(Stored data)
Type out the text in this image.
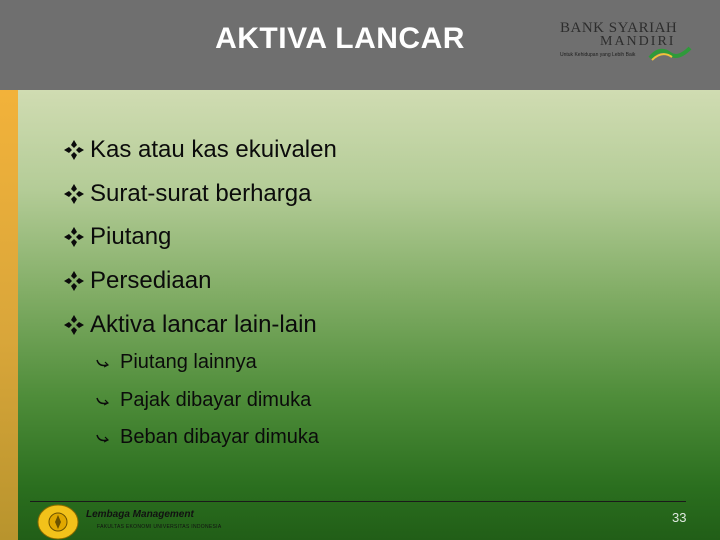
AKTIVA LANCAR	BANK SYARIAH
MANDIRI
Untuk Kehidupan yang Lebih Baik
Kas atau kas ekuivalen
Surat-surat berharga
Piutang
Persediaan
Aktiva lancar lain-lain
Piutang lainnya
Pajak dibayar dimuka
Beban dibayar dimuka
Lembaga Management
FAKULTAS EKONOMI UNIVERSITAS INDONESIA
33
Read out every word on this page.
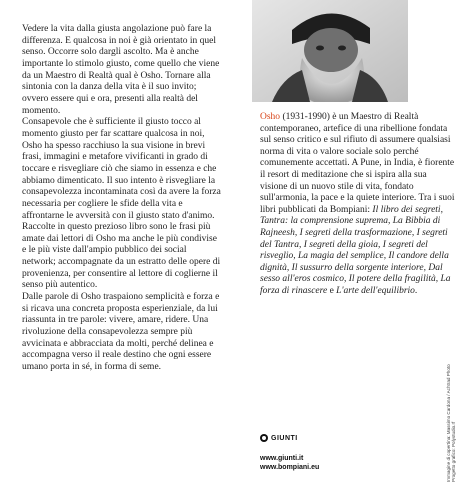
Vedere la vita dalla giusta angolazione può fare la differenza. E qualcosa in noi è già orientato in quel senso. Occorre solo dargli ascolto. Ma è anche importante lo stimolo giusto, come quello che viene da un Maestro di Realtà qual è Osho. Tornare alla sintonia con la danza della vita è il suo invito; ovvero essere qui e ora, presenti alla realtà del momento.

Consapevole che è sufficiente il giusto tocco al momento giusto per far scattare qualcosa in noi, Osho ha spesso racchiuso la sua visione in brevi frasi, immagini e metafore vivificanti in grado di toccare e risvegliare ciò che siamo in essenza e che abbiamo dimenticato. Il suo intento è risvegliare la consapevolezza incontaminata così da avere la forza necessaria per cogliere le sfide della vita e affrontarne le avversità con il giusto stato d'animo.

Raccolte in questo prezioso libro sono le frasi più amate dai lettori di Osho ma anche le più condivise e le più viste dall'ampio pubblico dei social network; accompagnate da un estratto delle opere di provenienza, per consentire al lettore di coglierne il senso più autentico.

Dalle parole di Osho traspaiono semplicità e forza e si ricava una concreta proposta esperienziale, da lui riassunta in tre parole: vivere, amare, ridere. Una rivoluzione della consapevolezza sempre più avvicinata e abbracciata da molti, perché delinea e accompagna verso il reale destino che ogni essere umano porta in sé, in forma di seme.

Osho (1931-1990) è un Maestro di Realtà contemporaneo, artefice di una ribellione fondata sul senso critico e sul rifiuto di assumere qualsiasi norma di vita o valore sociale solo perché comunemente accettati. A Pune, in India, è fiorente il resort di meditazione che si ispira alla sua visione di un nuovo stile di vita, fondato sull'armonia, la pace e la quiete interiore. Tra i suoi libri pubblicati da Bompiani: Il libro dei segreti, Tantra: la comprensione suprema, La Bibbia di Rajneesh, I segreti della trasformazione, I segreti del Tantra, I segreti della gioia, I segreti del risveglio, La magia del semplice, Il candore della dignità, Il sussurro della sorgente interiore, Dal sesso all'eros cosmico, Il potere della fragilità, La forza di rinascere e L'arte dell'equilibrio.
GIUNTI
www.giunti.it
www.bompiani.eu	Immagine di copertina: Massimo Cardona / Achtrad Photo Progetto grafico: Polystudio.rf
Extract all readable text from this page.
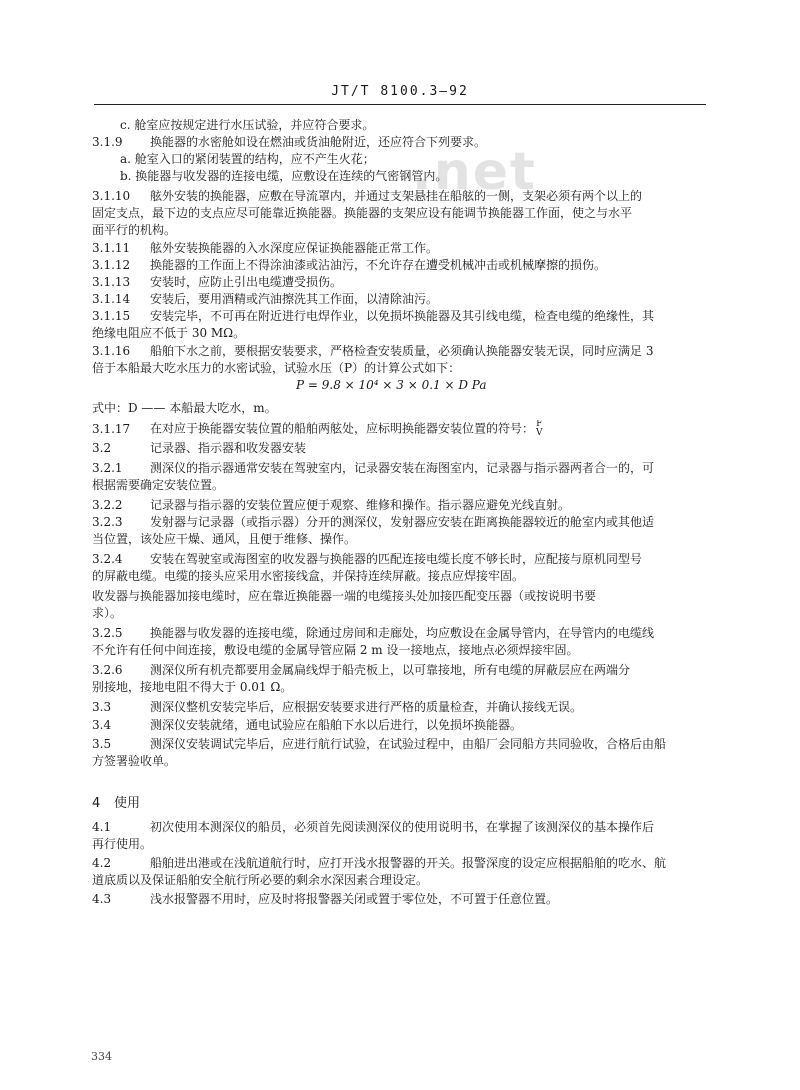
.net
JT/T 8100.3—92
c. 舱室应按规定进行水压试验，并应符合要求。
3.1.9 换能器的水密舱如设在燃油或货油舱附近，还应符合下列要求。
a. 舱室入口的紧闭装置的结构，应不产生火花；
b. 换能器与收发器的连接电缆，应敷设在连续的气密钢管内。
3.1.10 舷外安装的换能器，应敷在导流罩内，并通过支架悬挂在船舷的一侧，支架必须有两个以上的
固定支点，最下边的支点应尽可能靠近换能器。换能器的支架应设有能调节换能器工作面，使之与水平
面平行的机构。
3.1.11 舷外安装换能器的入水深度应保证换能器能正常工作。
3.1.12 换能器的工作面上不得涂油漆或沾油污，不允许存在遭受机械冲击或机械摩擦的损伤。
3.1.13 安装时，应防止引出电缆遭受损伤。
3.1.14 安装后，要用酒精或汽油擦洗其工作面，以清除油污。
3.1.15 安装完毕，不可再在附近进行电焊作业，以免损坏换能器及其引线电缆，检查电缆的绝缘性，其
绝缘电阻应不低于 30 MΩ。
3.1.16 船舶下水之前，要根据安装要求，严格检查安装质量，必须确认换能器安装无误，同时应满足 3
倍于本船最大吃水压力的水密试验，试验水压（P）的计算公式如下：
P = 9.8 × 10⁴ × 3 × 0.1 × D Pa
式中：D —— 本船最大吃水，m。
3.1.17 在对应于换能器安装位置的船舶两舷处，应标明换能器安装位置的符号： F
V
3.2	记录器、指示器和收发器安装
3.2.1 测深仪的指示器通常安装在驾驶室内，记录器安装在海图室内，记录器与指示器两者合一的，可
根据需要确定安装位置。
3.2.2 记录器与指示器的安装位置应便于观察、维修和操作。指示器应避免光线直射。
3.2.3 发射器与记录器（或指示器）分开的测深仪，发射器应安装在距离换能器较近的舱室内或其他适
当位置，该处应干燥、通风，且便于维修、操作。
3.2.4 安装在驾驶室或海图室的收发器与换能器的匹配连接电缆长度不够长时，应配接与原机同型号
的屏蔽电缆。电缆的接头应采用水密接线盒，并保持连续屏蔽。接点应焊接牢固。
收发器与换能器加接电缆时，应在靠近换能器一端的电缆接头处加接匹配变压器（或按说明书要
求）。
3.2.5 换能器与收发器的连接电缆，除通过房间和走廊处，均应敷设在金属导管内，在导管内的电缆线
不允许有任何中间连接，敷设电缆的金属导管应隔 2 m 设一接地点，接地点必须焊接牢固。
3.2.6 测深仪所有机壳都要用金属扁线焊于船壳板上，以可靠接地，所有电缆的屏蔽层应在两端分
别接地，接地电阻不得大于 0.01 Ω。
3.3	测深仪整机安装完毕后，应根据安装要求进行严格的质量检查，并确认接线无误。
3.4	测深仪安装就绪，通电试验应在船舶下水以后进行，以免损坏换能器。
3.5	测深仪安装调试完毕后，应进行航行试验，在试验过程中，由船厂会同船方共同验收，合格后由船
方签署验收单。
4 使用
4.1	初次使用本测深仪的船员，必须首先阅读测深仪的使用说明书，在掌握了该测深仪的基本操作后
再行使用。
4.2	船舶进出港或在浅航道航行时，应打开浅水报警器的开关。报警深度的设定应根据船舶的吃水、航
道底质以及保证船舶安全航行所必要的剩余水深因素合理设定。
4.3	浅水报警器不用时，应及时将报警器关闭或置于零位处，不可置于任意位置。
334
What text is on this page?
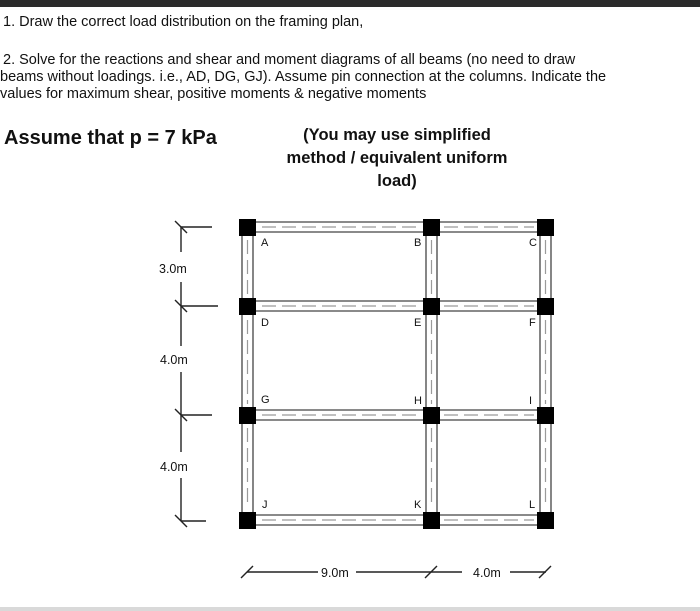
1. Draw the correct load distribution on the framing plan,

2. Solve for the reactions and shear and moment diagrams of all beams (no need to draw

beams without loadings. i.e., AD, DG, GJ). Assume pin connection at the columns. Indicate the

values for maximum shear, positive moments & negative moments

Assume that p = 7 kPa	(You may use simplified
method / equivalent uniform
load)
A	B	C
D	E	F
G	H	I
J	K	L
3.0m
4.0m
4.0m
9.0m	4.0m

> **Do this**: Go through the entries above and output them exactly, without pictures.

> **Result of this task**:
Type out the text in this image.
AKTIVA LANCAR	BANK SYARIAH
MANDIRI
Untuk Kehidupan yang Lebih Baik
Kas atau kas ekuivalen
Surat-surat berharga
Piutang
Persediaan
Aktiva lancar lain-lain
Piutang lainnya
Pajak dibayar dimuka
Beban dibayar dimuka
Lembaga Management
FAKULTAS EKONOMI UNIVERSITAS INDONESIA
33
Read out every word on this page.
Vedere la vita dalla giusta angolazione può fare la differenza. E qualcosa in noi è già orientato in quel senso. Occorre solo dargli ascolto. Ma è anche importante lo stimolo giusto, come quello che viene da un Maestro di Realtà qual è Osho. Tornare alla sintonia con la danza della vita è il suo invito; ovvero essere qui e ora, presenti alla realtà del momento.

Consapevole che è sufficiente il giusto tocco al momento giusto per far scattare qualcosa in noi, Osho ha spesso racchiuso la sua visione in brevi frasi, immagini e metafore vivificanti in grado di toccare e risvegliare ciò che siamo in essenza e che abbiamo dimenticato. Il suo intento è risvegliare la consapevolezza incontaminata così da avere la forza necessaria per cogliere le sfide della vita e affrontarne le avversità con il giusto stato d'animo.

Raccolte in questo prezioso libro sono le frasi più amate dai lettori di Osho ma anche le più condivise e le più viste dall'ampio pubblico dei social network; accompagnate da un estratto delle opere di provenienza, per consentire al lettore di coglierne il senso più autentico.

Dalle parole di Osho traspaiono semplicità e forza e si ricava una concreta proposta esperienziale, da lui riassunta in tre parole: vivere, amare, ridere. Una rivoluzione della consapevolezza sempre più avvicinata e abbracciata da molti, perché delinea e accompagna verso il reale destino che ogni essere umano porta in sé, in forma di seme.

Osho (1931-1990) è un Maestro di Realtà contemporaneo, artefice di una ribellione fondata sul senso critico e sul rifiuto di assumere qualsiasi norma di vita o valore sociale solo perché comunemente accettati. A Pune, in India, è fiorente il resort di meditazione che si ispira alla sua visione di un nuovo stile di vita, fondato sull'armonia, la pace e la quiete interiore. Tra i suoi libri pubblicati da Bompiani: Il libro dei segreti, Tantra: la comprensione suprema, La Bibbia di Rajneesh, I segreti della trasformazione, I segreti del Tantra, I segreti della gioia, I segreti del risveglio, La magia del semplice, Il candore della dignità, Il sussurro della sorgente interiore, Dal sesso all'eros cosmico, Il potere della fragilità, La forza di rinascere e L'arte dell'equilibrio.
GIUNTI
www.giunti.it
www.bompiani.eu	Immagine di copertina: Massimo Cardona / Achtrad Photo Progetto grafico: Polystudio.rf
Extract all readable text from this page.
.net
JT/T 8100.3—92
c. 舱室应按规定进行水压试验，并应符合要求。
3.1.9 换能器的水密舱如设在燃油或货油舱附近，还应符合下列要求。
a. 舱室入口的紧闭装置的结构，应不产生火花；
b. 换能器与收发器的连接电缆，应敷设在连续的气密钢管内。
3.1.10 舷外安装的换能器，应敷在导流罩内，并通过支架悬挂在船舷的一侧，支架必须有两个以上的
固定支点，最下边的支点应尽可能靠近换能器。换能器的支架应设有能调节换能器工作面，使之与水平
面平行的机构。
3.1.11 舷外安装换能器的入水深度应保证换能器能正常工作。
3.1.12 换能器的工作面上不得涂油漆或沾油污，不允许存在遭受机械冲击或机械摩擦的损伤。
3.1.13 安装时，应防止引出电缆遭受损伤。
3.1.14 安装后，要用酒精或汽油擦洗其工作面，以清除油污。
3.1.15 安装完毕，不可再在附近进行电焊作业，以免损坏换能器及其引线电缆，检查电缆的绝缘性，其
绝缘电阻应不低于 30 MΩ。
3.1.16 船舶下水之前，要根据安装要求，严格检查安装质量，必须确认换能器安装无误，同时应满足 3
倍于本船最大吃水压力的水密试验，试验水压（P）的计算公式如下：
P = 9.8 × 10⁴ × 3 × 0.1 × D Pa
式中：D —— 本船最大吃水，m。
3.1.17 在对应于换能器安装位置的船舶两舷处，应标明换能器安装位置的符号： F
V
3.2	记录器、指示器和收发器安装
3.2.1 测深仪的指示器通常安装在驾驶室内，记录器安装在海图室内，记录器与指示器两者合一的，可
根据需要确定安装位置。
3.2.2 记录器与指示器的安装位置应便于观察、维修和操作。指示器应避免光线直射。
3.2.3 发射器与记录器（或指示器）分开的测深仪，发射器应安装在距离换能器较近的舱室内或其他适
当位置，该处应干燥、通风，且便于维修、操作。
3.2.4 安装在驾驶室或海图室的收发器与换能器的匹配连接电缆长度不够长时，应配接与原机同型号
的屏蔽电缆。电缆的接头应采用水密接线盒，并保持连续屏蔽。接点应焊接牢固。
收发器与换能器加接电缆时，应在靠近换能器一端的电缆接头处加接匹配变压器（或按说明书要
求）。
3.2.5 换能器与收发器的连接电缆，除通过房间和走廊处，均应敷设在金属导管内，在导管内的电缆线
不允许有任何中间连接，敷设电缆的金属导管应隔 2 m 设一接地点，接地点必须焊接牢固。
3.2.6 测深仪所有机壳都要用金属扁线焊于船壳板上，以可靠接地，所有电缆的屏蔽层应在两端分
别接地，接地电阻不得大于 0.01 Ω。
3.3	测深仪整机安装完毕后，应根据安装要求进行严格的质量检查，并确认接线无误。
3.4	测深仪安装就绪，通电试验应在船舶下水以后进行，以免损坏换能器。
3.5	测深仪安装调试完毕后，应进行航行试验，在试验过程中，由船厂会同船方共同验收，合格后由船
方签署验收单。
4 使用
4.1	初次使用本测深仪的船员，必须首先阅读测深仪的使用说明书，在掌握了该测深仪的基本操作后
再行使用。
4.2	船舶进出港或在浅航道航行时，应打开浅水报警器的开关。报警深度的设定应根据船舶的吃水、航
道底质以及保证船舶安全航行所必要的剩余水深因素合理设定。
4.3	浅水报警器不用时，应及时将报警器关闭或置于零位处，不可置于任意位置。
334
What text is on this page?
1. Draw the correct load distribution on the framing plan,

2. Solve for the reactions and shear and moment diagrams of all beams (no need to draw

beams without loadings. i.e., AD, DG, GJ). Assume pin connection at the columns. Indicate the

values for maximum shear, positive moments & negative moments

Assume that p = 7 kPa	(You may use simplified
method / equivalent uniform
load)
A	B	C
D	E	F
G	H	I
J	K	L
3.0m
4.0m
4.0m
9.0m	4.0m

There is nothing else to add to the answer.